• _Task statement_: Can you write out all the lines word for word, with no pictures?

• _Extracted data_:
__________

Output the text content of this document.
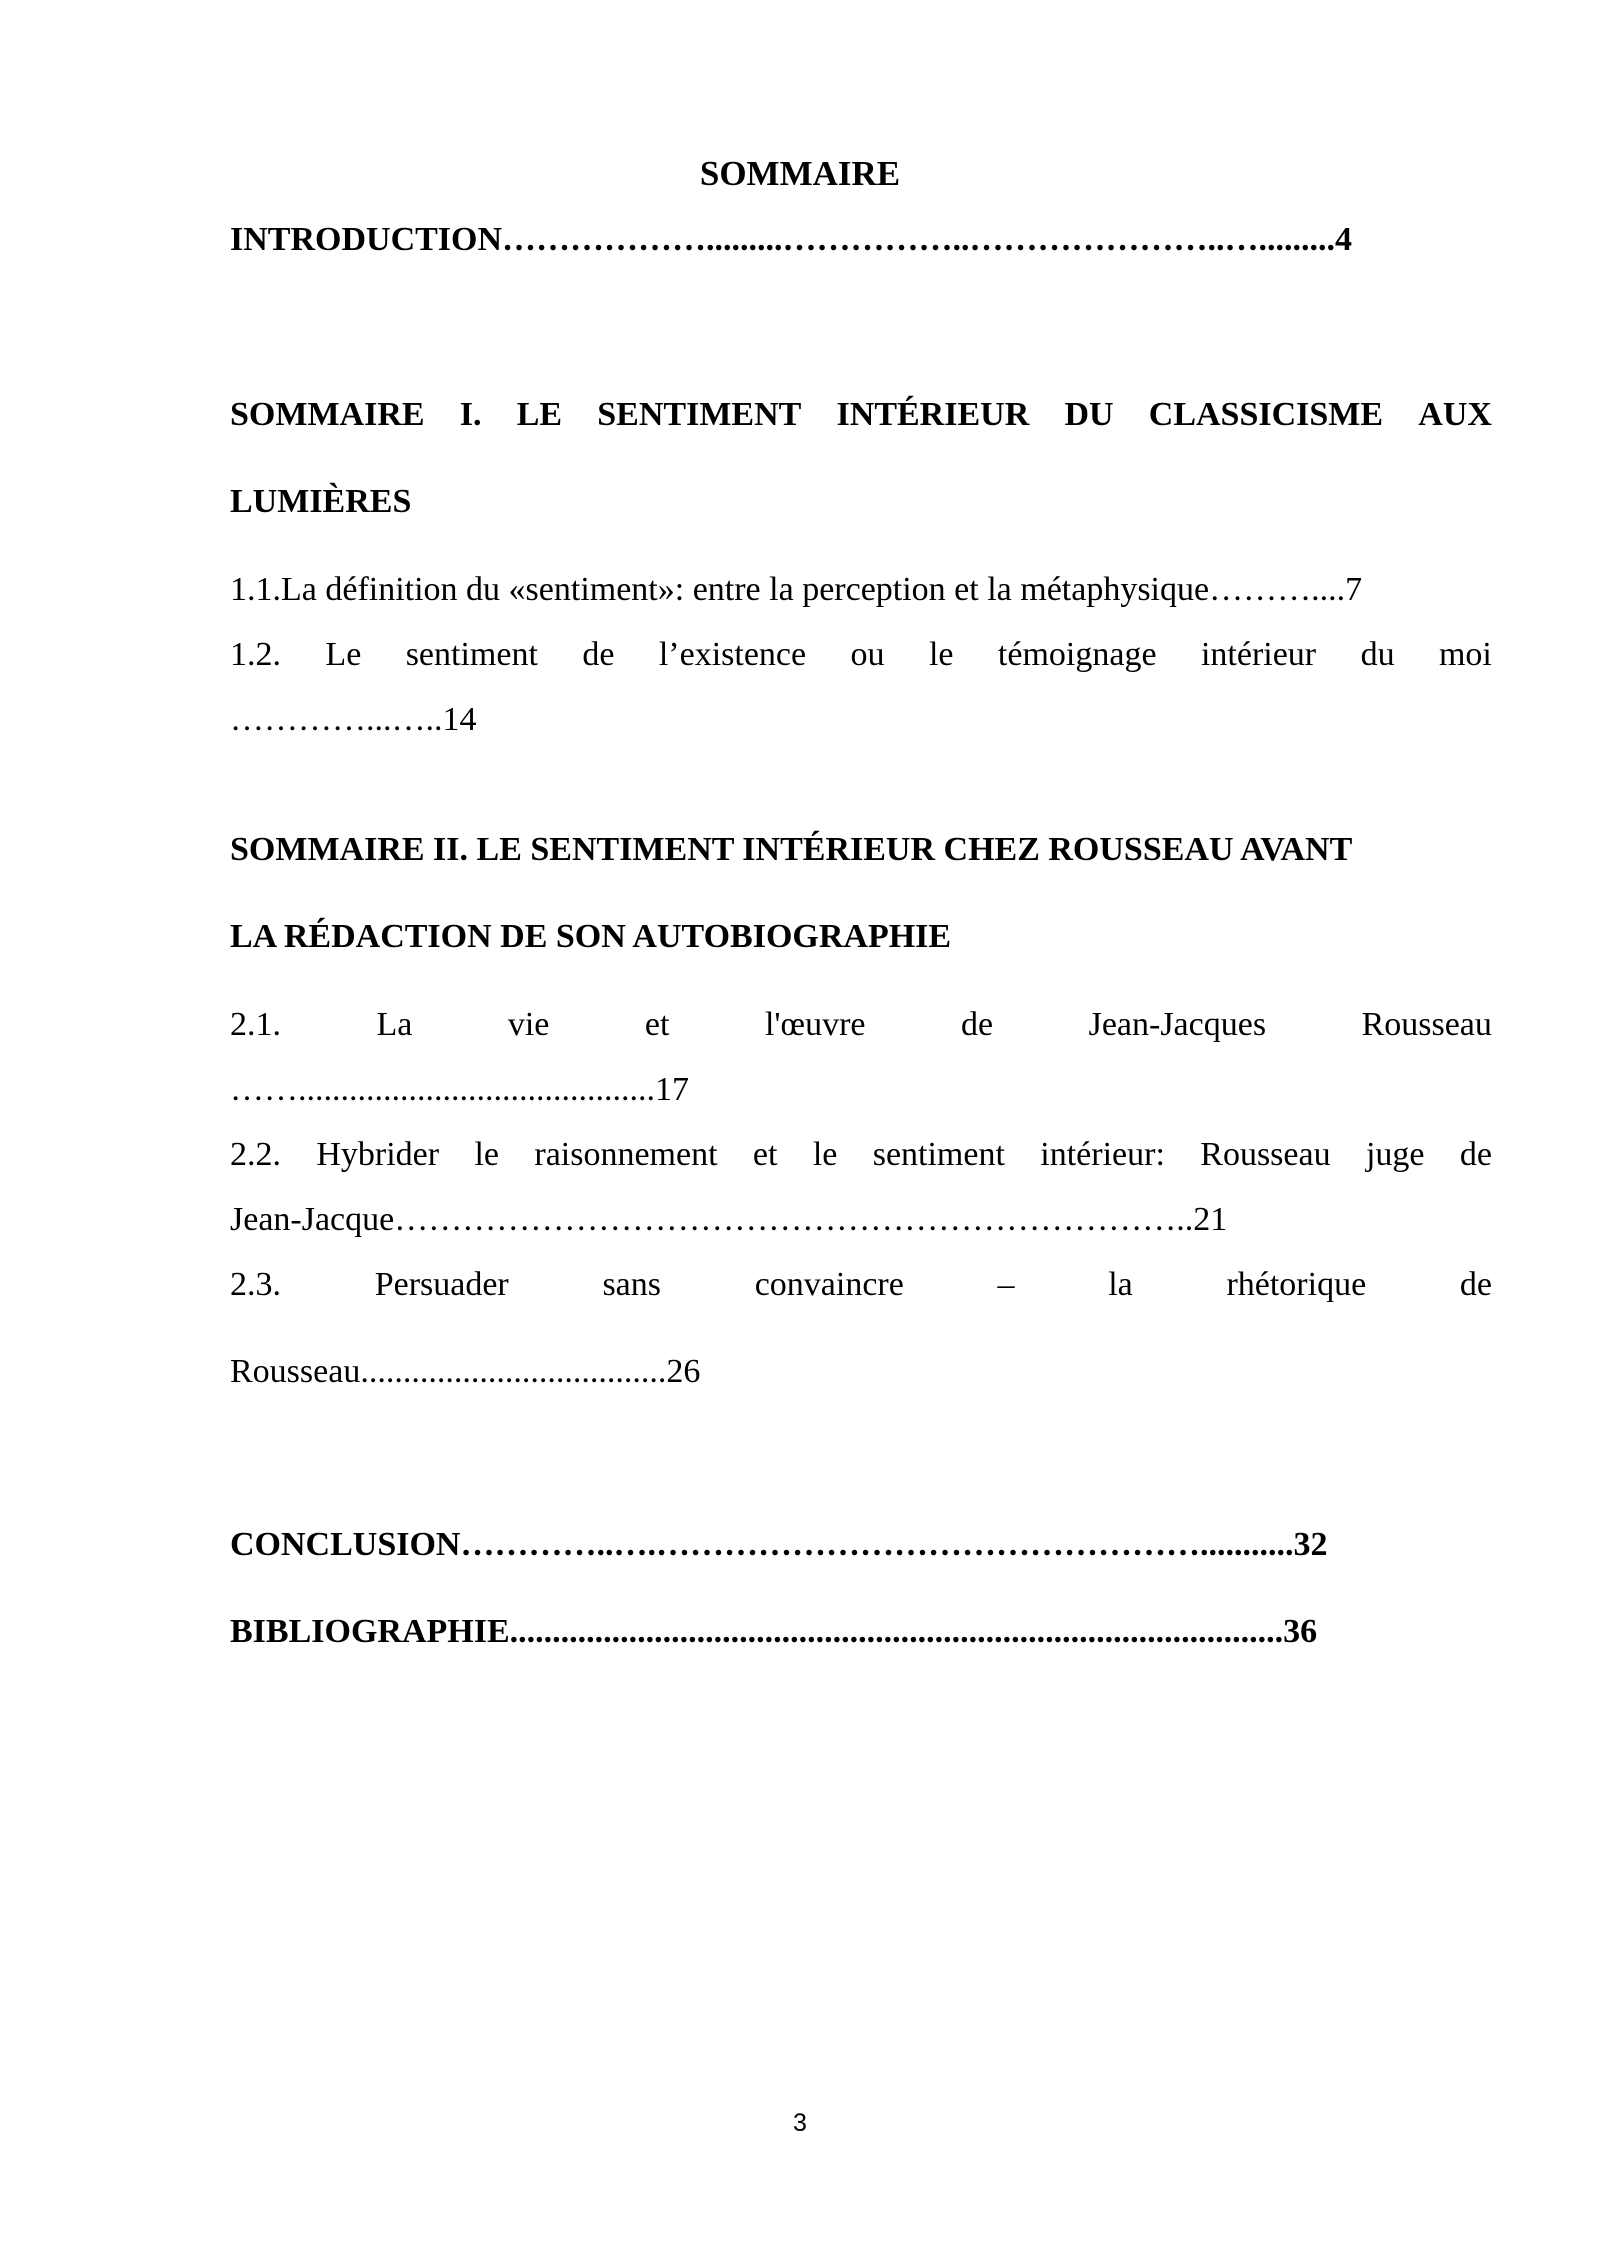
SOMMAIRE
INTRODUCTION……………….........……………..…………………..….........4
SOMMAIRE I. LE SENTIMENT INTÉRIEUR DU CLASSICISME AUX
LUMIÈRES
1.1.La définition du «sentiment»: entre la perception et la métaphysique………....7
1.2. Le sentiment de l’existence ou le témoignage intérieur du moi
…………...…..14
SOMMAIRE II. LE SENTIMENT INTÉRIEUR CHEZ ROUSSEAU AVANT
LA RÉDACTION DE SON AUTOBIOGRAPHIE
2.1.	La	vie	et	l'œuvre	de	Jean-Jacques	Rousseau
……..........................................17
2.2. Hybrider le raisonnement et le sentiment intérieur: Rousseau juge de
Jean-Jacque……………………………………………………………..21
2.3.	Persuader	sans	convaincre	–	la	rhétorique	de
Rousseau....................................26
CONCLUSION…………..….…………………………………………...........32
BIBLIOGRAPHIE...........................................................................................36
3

__________

• _Exercise output_:
Output the text content of this document.
SOMMAIRE
INTRODUCTION……………….........……………..…………………..….........4
SOMMAIRE I. LE SENTIMENT INTÉRIEUR DU CLASSICISME AUX
LUMIÈRES
1.1.La définition du «sentiment»: entre la perception et la métaphysique………....7
1.2. Le sentiment de l’existence ou le témoignage intérieur du moi
…………...…..14
SOMMAIRE II. LE SENTIMENT INTÉRIEUR CHEZ ROUSSEAU AVANT
LA RÉDACTION DE SON AUTOBIOGRAPHIE
2.1.	La	vie	et	l'œuvre	de	Jean-Jacques	Rousseau
……..........................................17
2.2. Hybrider le raisonnement et le sentiment intérieur: Rousseau juge de
Jean-Jacque……………………………………………………………..21
2.3.	Persuader	sans	convaincre	–	la	rhétorique	de
Rousseau....................................26
CONCLUSION…………..….…………………………………………...........32
BIBLIOGRAPHIE...........................................................................................36
3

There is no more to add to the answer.